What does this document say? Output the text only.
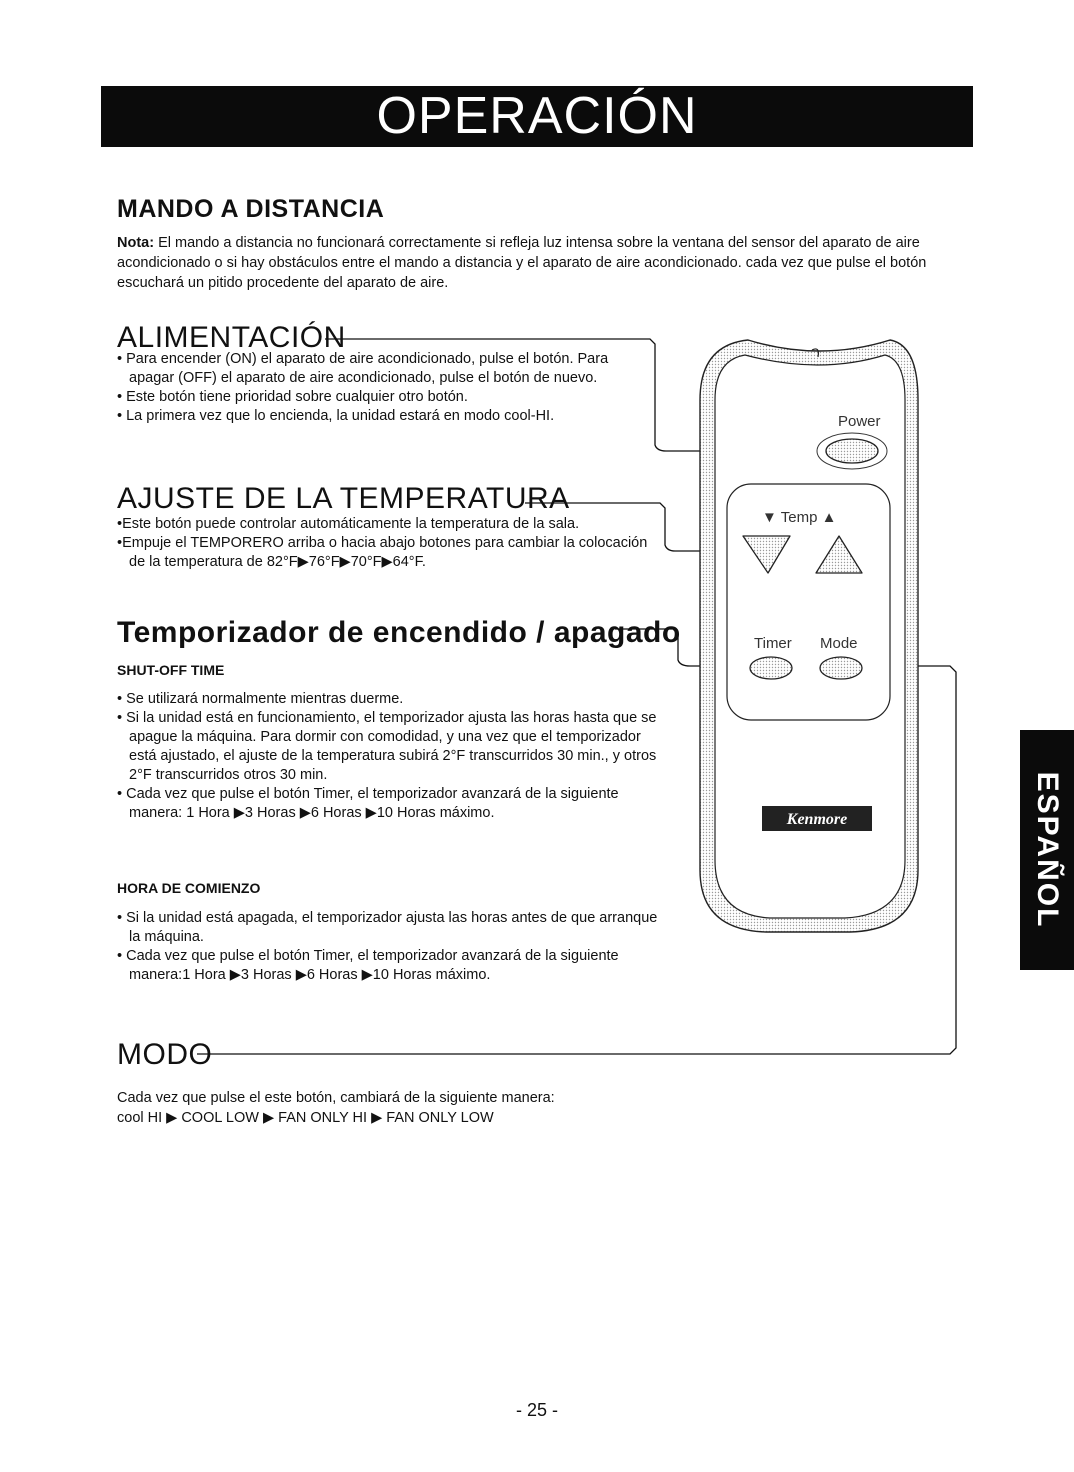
OPERACIÓN
ESPAÑOL
MANDO A DISTANCIA
Nota: El mando a distancia no funcionará correctamente si refleja luz intensa sobre la ventana del sensor del aparato de aire acondicionado o si hay obstáculos entre el mando a distancia y el aparato de aire acondicionado. cada vez que pulse el botón escuchará un pitido procedente del aparato de aire.
ALIMENTACIÓN
• Para encender (ON) el aparato de aire acondicionado, pulse el botón. Para apagar (OFF) el aparato de aire acondicionado, pulse el botón de nuevo.
• Este botón tiene prioridad sobre cualquier otro botón.
• La primera vez que lo encienda, la unidad estará en modo cool-HI.
AJUSTE DE LA TEMPERATURA
•Este botón puede controlar automáticamente la temperatura de la sala.
•Empuje el TEMPORERO arriba o hacia abajo botones para cambiar la colocación de la temperatura de 82°F▶76°F▶70°F▶64°F.
Temporizador de encendido / apagado

SHUT-OFF TIME

• Se utilizará normalmente mientras duerme.
• Si la unidad está en funcionamiento, el temporizador ajusta las horas hasta que se apague la máquina. Para dormir con comodidad, y una vez que el temporizador está ajustado, el ajuste de la temperatura subirá 2°F transcurridos 30 min., y otros 2°F transcurridos otros 30 min.
• Cada vez que pulse el botón Timer, el temporizador avanzará de la siguiente manera: 1 Hora ▶3 Horas ▶6 Horas ▶10 Horas máximo.

HORA DE COMIENZO

• Si la unidad está apagada, el temporizador ajusta las horas antes de que arranque la máquina.
• Cada vez que pulse el botón Timer, el temporizador avanzará de la siguiente manera:1 Hora ▶3 Horas ▶6 Horas ▶10 Horas máximo.
MODO
Cada vez que pulse el este botón, cambiará de la siguiente manera:
cool HI ▶ COOL LOW ▶ FAN ONLY HI ▶ FAN ONLY LOW
Power
▼ Temp ▲
Timer Mode
Kenmore
- 25 -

TASK REQUIREMENTS:
Filter out every line that lacks the word "pulse", and copy the rest.

THE OUTPUT:
Nota: El mando a distancia no funcionará correctamente si refleja luz intensa sobre la ventana del sensor del aparato de aire acondicionado o si hay obstáculos entre el mando a distancia y el aparato de aire acondicionado. cada vez que pulse el botón escuchará un pitido procedente del aparato de aire.
• Para encender (ON) el aparato de aire acondicionado, pulse el botón. Para apagar (OFF) el aparato de aire acondicionado, pulse el botón de nuevo.
• Cada vez que pulse el botón Timer, el temporizador avanzará de la siguiente manera: 1 Hora ▶3 Horas ▶6 Horas ▶10 Horas máximo.
• Cada vez que pulse el botón Timer, el temporizador avanzará de la siguiente manera:1 Hora ▶3 Horas ▶6 Horas ▶10 Horas máximo.
Cada vez que pulse el este botón, cambiará de la siguiente manera:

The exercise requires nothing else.